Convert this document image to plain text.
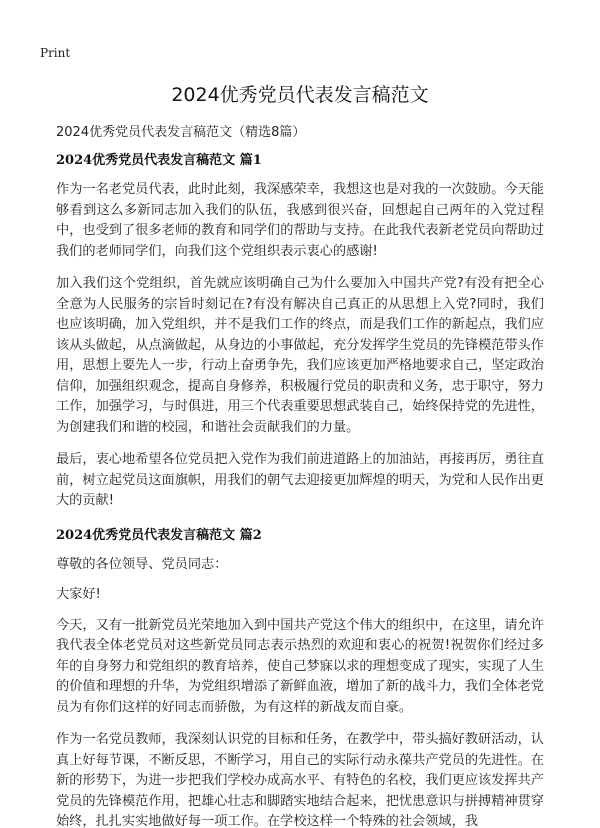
Print
2024优秀党员代表发言稿范文
2024优秀党员代表发言稿范文（精选8篇）
2024优秀党员代表发言稿范文 篇1

作为一名老党员代表，此时此刻，我深感荣幸，我想这也是对我的一次鼓励。今天能够看到这么多新同志加入我们的队伍，我感到很兴奋，回想起自己两年的入党过程中，也受到了很多老师的教育和同学们的帮助与支持。在此我代表新老党员向帮助过我们的老师同学们，向我们这个党组织表示衷心的感谢!

加入我们这个党组织，首先就应该明确自己为什么要加入中国共产党?有没有把全心全意为人民服务的宗旨时刻记在?有没有解决自己真正的从思想上入党?同时，我们也应该明确，加入党组织，并不是我们工作的终点，而是我们工作的新起点，我们应该从头做起，从点滴做起，从身边的小事做起，充分发挥学生党员的先锋模范带头作用，思想上要先人一步，行动上奋勇争先，我们应该更加严格地要求自己，坚定政治信仰，加强组织观念，提高自身修养，积极履行党员的职责和义务，忠于职守，努力工作，加强学习，与时俱进，用三个代表重要思想武装自己，始终保持党的先进性，为创建我们和谐的校园，和谐社会贡献我们的力量。

最后，衷心地希望各位党员把入党作为我们前进道路上的加油站，再接再厉，勇往直前，树立起党员这面旗帜，用我们的朝气去迎接更加辉煌的明天，为党和人民作出更大的贡献!

2024优秀党员代表发言稿范文 篇2

尊敬的各位领导、党员同志：

大家好!

今天，又有一批新党员光荣地加入到中国共产党这个伟大的组织中，在这里，请允许我代表全体老党员对这些新党员同志表示热烈的欢迎和衷心的祝贺!祝贺你们经过多年的自身努力和党组织的教育培养，使自己梦寐以求的理想变成了现实，实现了人生的价值和理想的升华，为党组织增添了新鲜血液，增加了新的战斗力，我们全体老党员为有你们这样的好同志而骄傲，为有这样的新战友而自豪。

作为一名党员教师，我深刻认识党的目标和任务，在教学中，带头搞好教研活动，认真上好每节课，不断反思，不断学习，用自己的实际行动永葆共产党员的先进性。在新的形势下，为进一步把我们学校办成高水平、有特色的名校，我们更应该发挥共产党员的先锋模范作用，把雄心壮志和脚踏实地结合起来，把忧患意识与拼搏精神贯穿始终，扎扎实实地做好每一项工作。在学校这样一个特殊的社会领域，我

*GIVEN INSTRUCTION*: Write out again every line above exactly as given; the pictures do not belong in the copy.

*WRITTEN SOLUTION*:
Convert this document image to plain text.
Print
2024优秀党员代表发言稿范文
2024优秀党员代表发言稿范文（精选8篇）
2024优秀党员代表发言稿范文 篇1

作为一名老党员代表，此时此刻，我深感荣幸，我想这也是对我的一次鼓励。今天能够看到这么多新同志加入我们的队伍，我感到很兴奋，回想起自己两年的入党过程中，也受到了很多老师的教育和同学们的帮助与支持。在此我代表新老党员向帮助过我们的老师同学们，向我们这个党组织表示衷心的感谢!

加入我们这个党组织，首先就应该明确自己为什么要加入中国共产党?有没有把全心全意为人民服务的宗旨时刻记在?有没有解决自己真正的从思想上入党?同时，我们也应该明确，加入党组织，并不是我们工作的终点，而是我们工作的新起点，我们应该从头做起，从点滴做起，从身边的小事做起，充分发挥学生党员的先锋模范带头作用，思想上要先人一步，行动上奋勇争先，我们应该更加严格地要求自己，坚定政治信仰，加强组织观念，提高自身修养，积极履行党员的职责和义务，忠于职守，努力工作，加强学习，与时俱进，用三个代表重要思想武装自己，始终保持党的先进性，为创建我们和谐的校园，和谐社会贡献我们的力量。

最后，衷心地希望各位党员把入党作为我们前进道路上的加油站，再接再厉，勇往直前，树立起党员这面旗帜，用我们的朝气去迎接更加辉煌的明天，为党和人民作出更大的贡献!

2024优秀党员代表发言稿范文 篇2

尊敬的各位领导、党员同志：

大家好!

今天，又有一批新党员光荣地加入到中国共产党这个伟大的组织中，在这里，请允许我代表全体老党员对这些新党员同志表示热烈的欢迎和衷心的祝贺!祝贺你们经过多年的自身努力和党组织的教育培养，使自己梦寐以求的理想变成了现实，实现了人生的价值和理想的升华，为党组织增添了新鲜血液，增加了新的战斗力，我们全体老党员为有你们这样的好同志而骄傲，为有这样的新战友而自豪。

作为一名党员教师，我深刻认识党的目标和任务，在教学中，带头搞好教研活动，认真上好每节课，不断反思，不断学习，用自己的实际行动永葆共产党员的先进性。在新的形势下，为进一步把我们学校办成高水平、有特色的名校，我们更应该发挥共产党员的先锋模范作用，把雄心壮志和脚踏实地结合起来，把忧患意识与拼搏精神贯穿始终，扎扎实实地做好每一项工作。在学校这样一个特殊的社会领域，我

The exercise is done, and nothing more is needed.